→ Dataset items
● ● ● ● ● ● ●

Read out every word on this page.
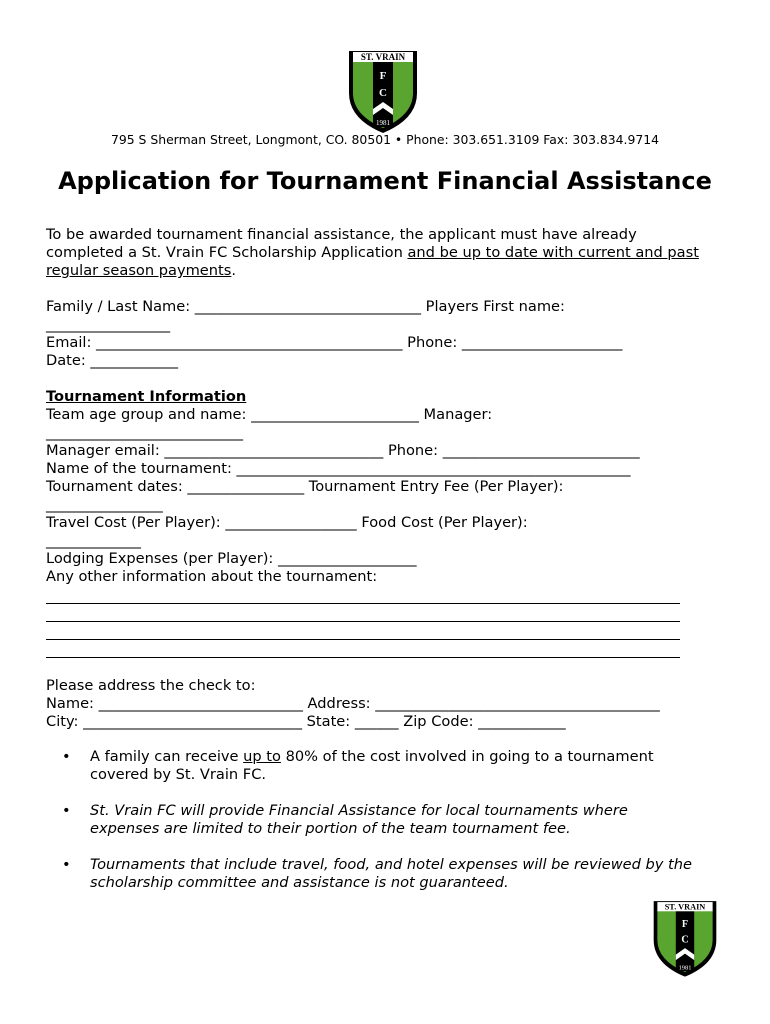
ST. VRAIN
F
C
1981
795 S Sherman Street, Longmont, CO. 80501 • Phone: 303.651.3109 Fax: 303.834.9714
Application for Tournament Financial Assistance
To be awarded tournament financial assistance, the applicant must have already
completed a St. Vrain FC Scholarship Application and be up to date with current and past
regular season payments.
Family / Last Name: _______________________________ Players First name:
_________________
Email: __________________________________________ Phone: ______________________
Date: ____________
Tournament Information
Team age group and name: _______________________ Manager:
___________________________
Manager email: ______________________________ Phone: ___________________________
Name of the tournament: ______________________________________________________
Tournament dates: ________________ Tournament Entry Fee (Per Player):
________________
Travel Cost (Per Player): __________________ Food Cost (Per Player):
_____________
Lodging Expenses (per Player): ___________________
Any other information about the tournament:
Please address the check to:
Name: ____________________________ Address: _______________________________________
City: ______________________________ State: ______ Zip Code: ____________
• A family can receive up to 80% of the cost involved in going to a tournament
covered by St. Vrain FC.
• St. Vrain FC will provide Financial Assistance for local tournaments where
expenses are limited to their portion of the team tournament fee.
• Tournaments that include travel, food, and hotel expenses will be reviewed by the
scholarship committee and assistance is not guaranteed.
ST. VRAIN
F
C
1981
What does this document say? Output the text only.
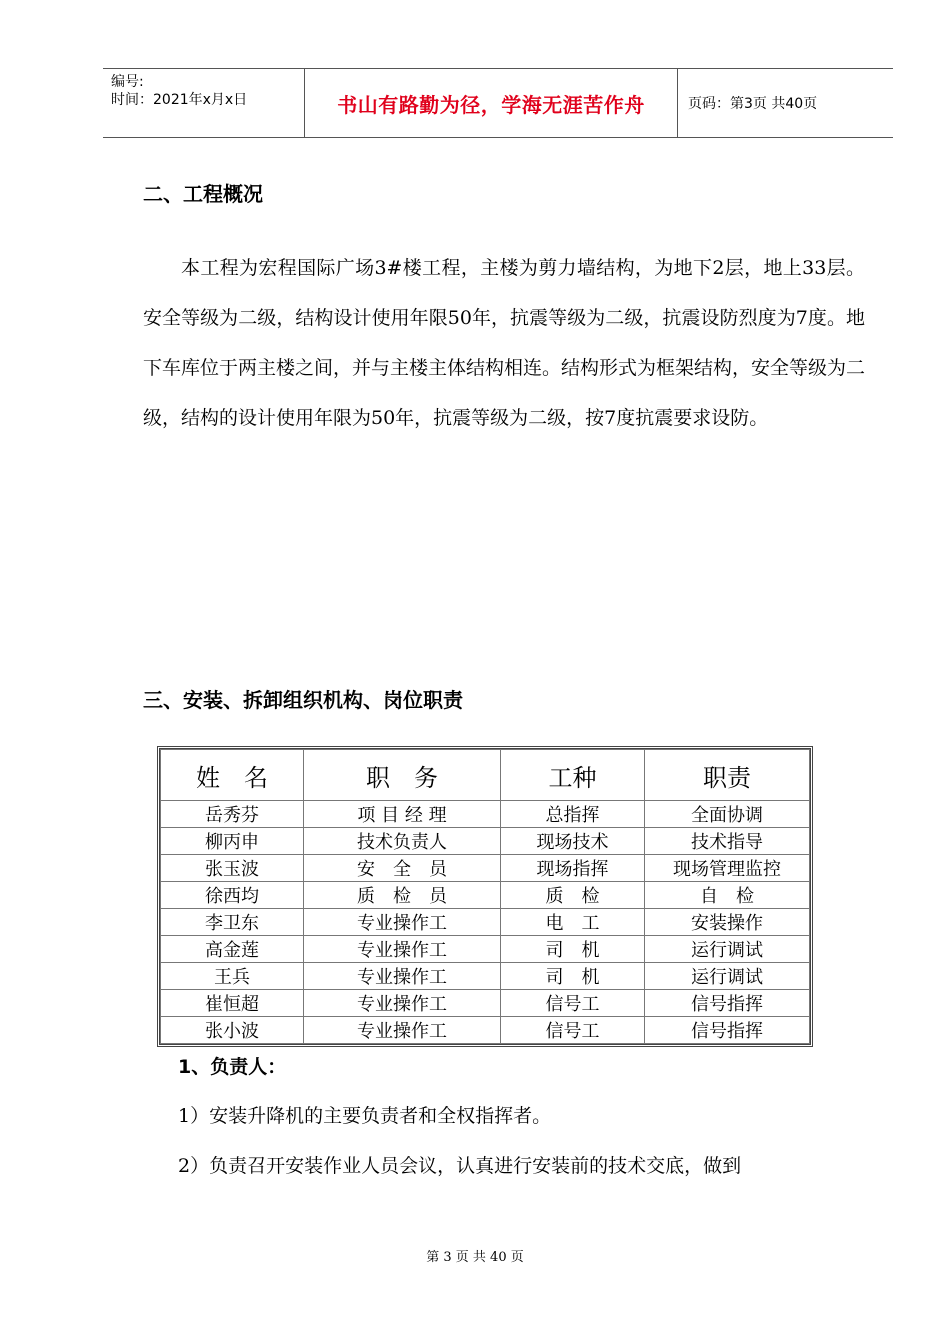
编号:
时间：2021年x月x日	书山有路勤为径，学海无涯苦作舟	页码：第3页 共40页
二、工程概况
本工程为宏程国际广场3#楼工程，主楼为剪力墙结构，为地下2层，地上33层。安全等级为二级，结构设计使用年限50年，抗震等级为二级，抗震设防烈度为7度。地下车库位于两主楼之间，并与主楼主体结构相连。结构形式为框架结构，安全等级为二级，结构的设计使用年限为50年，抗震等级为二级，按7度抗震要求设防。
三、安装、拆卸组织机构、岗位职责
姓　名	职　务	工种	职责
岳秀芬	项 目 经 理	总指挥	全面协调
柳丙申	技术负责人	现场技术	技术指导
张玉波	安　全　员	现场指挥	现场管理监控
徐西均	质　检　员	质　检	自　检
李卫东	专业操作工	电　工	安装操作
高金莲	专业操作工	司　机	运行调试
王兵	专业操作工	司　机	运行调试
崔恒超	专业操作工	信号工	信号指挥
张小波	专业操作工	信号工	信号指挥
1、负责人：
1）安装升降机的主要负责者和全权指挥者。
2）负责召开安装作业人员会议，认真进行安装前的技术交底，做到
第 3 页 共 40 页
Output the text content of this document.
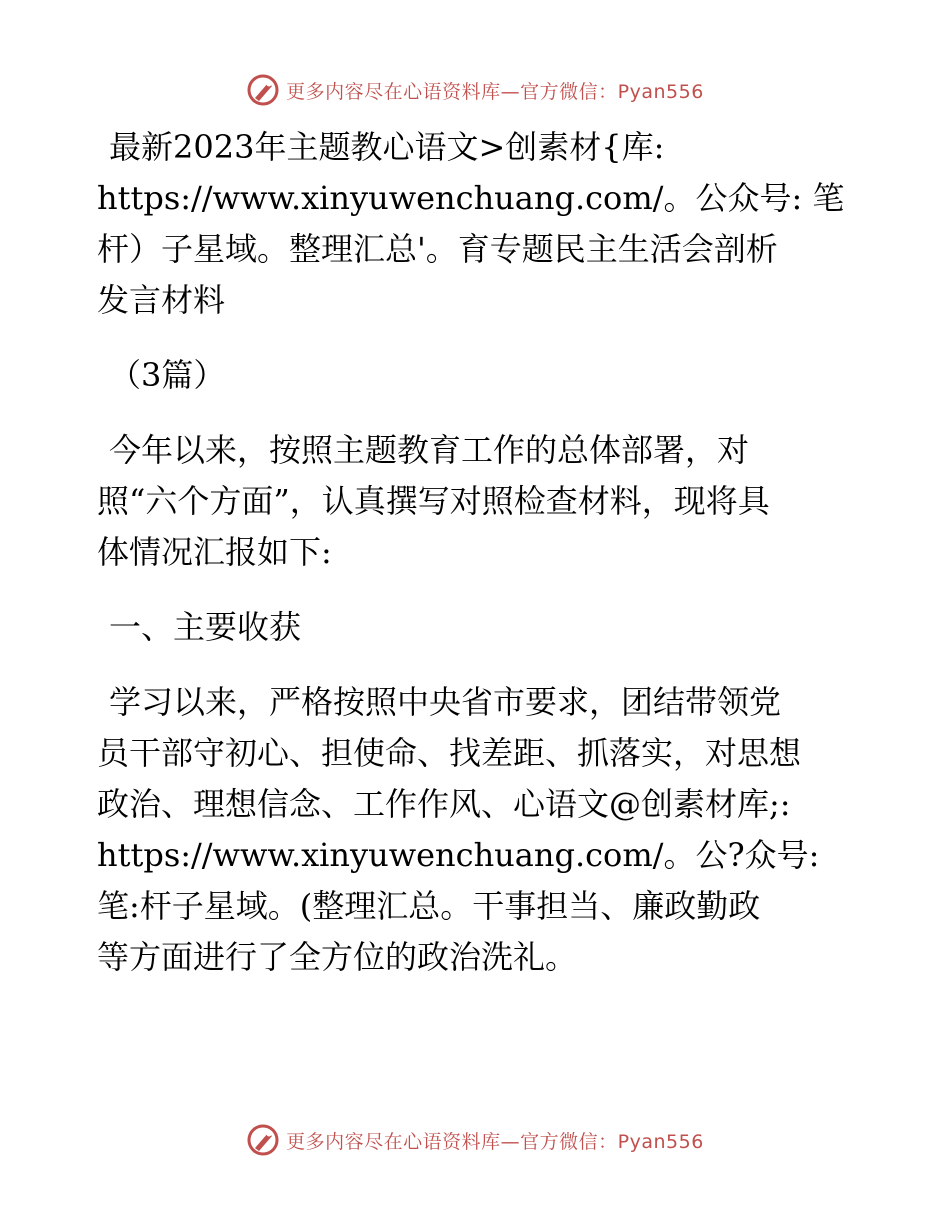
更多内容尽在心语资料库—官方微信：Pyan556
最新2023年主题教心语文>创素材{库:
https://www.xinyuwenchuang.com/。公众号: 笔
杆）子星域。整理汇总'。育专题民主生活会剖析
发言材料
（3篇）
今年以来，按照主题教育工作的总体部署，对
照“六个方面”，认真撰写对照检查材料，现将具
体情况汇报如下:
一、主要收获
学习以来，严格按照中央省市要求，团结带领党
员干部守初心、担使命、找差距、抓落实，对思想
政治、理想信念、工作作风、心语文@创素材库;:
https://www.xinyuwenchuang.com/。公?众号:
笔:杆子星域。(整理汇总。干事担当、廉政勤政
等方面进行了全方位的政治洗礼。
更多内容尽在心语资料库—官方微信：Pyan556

● ● ● ● ● ● ●

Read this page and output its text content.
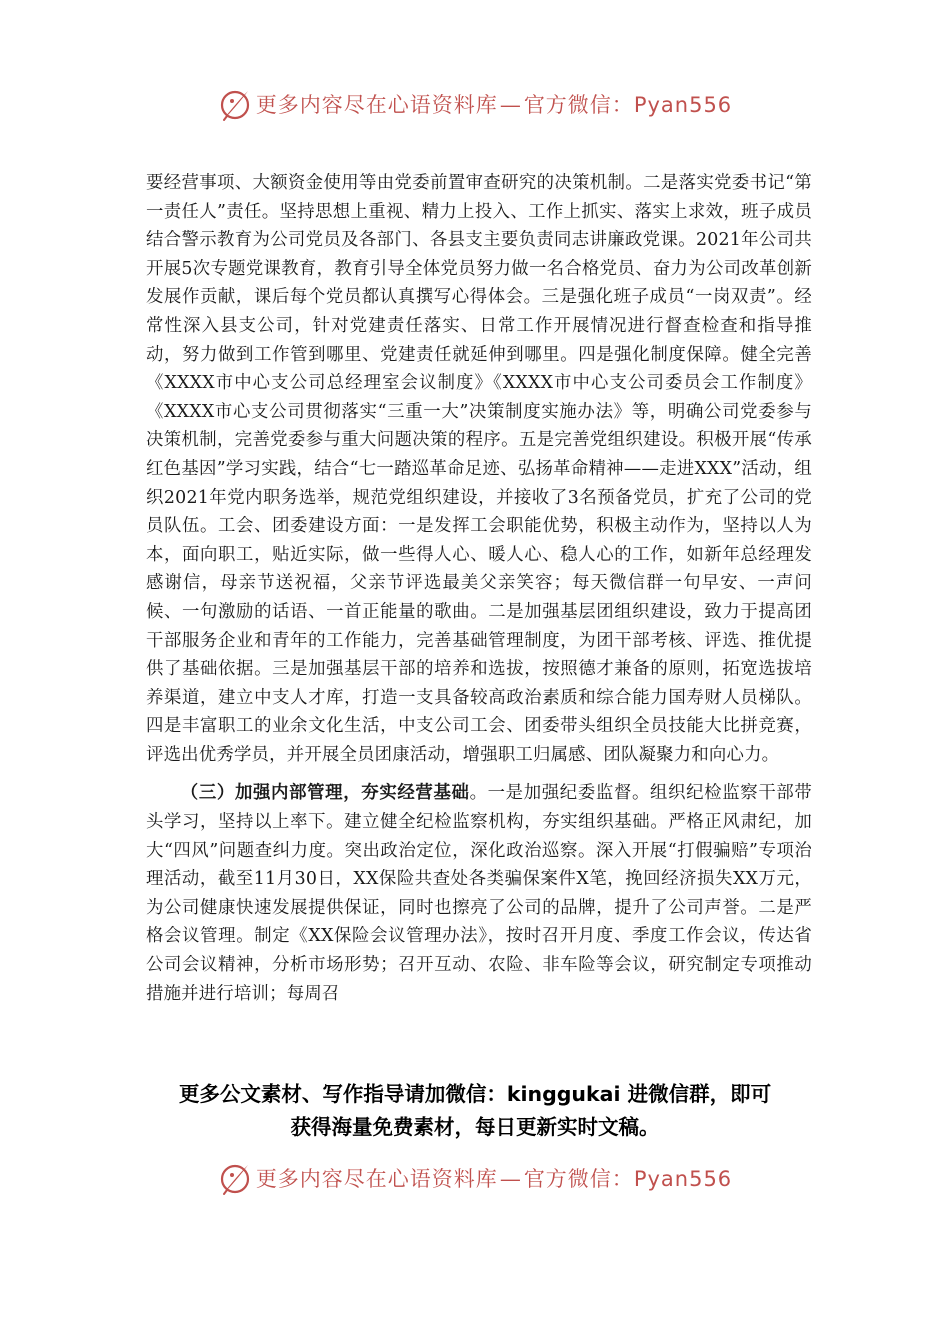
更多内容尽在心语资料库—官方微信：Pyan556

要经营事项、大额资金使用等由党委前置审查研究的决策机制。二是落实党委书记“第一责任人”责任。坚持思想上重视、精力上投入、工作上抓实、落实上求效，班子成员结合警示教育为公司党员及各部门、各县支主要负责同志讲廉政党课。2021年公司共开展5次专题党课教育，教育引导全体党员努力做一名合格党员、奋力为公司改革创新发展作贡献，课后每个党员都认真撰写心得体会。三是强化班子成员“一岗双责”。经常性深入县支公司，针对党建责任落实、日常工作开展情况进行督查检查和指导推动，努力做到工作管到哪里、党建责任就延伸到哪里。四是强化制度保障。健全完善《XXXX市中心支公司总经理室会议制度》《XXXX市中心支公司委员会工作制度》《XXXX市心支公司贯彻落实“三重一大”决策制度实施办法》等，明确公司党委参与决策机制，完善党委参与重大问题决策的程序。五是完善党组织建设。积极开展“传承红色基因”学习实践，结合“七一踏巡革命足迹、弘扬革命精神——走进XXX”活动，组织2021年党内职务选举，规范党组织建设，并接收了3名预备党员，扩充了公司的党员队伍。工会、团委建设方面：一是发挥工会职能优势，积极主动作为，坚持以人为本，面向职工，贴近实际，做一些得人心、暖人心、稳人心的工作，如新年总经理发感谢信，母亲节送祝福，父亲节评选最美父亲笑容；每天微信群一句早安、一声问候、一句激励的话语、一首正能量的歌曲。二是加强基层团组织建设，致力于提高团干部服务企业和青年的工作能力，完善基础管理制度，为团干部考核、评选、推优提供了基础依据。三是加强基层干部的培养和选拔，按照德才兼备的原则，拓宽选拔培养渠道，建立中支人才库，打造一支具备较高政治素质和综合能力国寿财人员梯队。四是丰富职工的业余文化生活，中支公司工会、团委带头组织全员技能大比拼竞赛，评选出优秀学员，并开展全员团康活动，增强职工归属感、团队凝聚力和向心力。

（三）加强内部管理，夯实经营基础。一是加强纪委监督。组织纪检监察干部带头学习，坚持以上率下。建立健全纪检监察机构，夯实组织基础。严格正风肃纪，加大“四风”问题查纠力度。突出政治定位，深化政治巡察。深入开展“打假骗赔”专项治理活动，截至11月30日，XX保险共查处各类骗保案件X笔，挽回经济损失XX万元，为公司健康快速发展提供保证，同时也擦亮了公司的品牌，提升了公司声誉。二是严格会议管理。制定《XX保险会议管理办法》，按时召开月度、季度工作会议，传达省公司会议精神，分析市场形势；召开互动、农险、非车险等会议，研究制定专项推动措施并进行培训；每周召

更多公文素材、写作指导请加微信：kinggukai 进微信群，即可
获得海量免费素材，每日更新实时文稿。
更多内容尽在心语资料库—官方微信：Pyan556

● ● ● ● ● ● ●

→ What is required
Copy all lines of the material above where the string "this" occurs.

→ The reply
Read out every word on this page.
What does this document say? Output the text only.
Output the text content of this document.
Read this page and output its text content.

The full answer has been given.